[start of Extracted data]

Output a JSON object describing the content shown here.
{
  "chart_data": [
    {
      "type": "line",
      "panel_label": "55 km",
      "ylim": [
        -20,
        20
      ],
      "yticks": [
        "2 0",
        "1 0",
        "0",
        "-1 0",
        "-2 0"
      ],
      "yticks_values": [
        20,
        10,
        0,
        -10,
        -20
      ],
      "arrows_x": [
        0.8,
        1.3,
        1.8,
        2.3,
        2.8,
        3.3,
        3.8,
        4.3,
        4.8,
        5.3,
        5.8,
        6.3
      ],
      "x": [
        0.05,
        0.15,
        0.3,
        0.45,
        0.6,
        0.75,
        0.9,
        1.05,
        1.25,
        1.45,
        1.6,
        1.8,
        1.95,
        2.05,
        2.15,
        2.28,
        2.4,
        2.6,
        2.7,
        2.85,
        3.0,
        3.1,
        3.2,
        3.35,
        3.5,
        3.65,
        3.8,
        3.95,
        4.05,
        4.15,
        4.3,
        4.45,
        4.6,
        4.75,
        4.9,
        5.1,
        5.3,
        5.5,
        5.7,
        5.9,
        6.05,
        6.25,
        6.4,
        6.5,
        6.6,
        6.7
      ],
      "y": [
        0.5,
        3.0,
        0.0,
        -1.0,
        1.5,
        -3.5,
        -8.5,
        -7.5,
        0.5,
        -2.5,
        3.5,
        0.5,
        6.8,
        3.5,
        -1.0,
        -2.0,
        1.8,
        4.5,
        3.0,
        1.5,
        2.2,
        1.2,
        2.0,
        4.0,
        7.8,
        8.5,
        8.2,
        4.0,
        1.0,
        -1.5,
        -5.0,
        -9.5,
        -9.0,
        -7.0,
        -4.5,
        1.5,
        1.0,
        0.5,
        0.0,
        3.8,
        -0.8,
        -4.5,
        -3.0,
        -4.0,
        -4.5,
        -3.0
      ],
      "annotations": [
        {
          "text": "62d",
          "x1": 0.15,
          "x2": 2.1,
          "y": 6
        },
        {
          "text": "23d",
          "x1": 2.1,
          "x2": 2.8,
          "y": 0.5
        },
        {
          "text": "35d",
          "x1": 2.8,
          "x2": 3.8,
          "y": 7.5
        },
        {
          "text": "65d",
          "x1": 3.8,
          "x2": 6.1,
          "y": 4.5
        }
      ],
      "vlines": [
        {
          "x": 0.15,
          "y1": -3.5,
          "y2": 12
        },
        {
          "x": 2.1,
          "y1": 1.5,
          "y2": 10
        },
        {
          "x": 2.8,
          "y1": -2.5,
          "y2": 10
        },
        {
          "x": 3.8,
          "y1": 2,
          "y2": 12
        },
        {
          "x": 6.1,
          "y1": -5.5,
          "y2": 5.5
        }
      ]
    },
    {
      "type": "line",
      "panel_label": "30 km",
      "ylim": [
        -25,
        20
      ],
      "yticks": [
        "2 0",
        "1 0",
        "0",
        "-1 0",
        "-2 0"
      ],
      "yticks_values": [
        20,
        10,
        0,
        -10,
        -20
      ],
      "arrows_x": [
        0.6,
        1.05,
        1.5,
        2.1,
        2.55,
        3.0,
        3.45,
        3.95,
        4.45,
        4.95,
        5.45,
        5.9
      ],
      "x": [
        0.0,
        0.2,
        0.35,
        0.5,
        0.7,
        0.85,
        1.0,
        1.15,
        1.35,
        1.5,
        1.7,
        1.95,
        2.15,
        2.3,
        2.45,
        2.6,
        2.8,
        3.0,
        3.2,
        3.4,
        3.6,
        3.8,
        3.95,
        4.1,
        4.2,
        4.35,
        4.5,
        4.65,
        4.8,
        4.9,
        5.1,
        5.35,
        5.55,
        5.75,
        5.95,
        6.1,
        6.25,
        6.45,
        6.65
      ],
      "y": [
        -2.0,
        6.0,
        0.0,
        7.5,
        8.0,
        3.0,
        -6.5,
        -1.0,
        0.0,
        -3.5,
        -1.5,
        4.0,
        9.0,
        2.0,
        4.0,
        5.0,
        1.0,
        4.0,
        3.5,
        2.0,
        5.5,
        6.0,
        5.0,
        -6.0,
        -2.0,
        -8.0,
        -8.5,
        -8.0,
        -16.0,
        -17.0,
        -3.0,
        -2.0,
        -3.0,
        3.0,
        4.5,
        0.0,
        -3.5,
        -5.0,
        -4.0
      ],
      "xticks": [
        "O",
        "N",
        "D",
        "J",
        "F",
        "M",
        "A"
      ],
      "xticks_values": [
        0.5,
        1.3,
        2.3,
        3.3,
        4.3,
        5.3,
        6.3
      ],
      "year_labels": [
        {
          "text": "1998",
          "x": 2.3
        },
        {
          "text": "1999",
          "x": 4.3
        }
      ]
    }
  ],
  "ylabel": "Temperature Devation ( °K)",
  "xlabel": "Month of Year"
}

[end of Extracted data]

◆ What the exercise asks
Report how many lines in the records hold the word "text", giving the number and nothing else.

◆ Finished exercise
6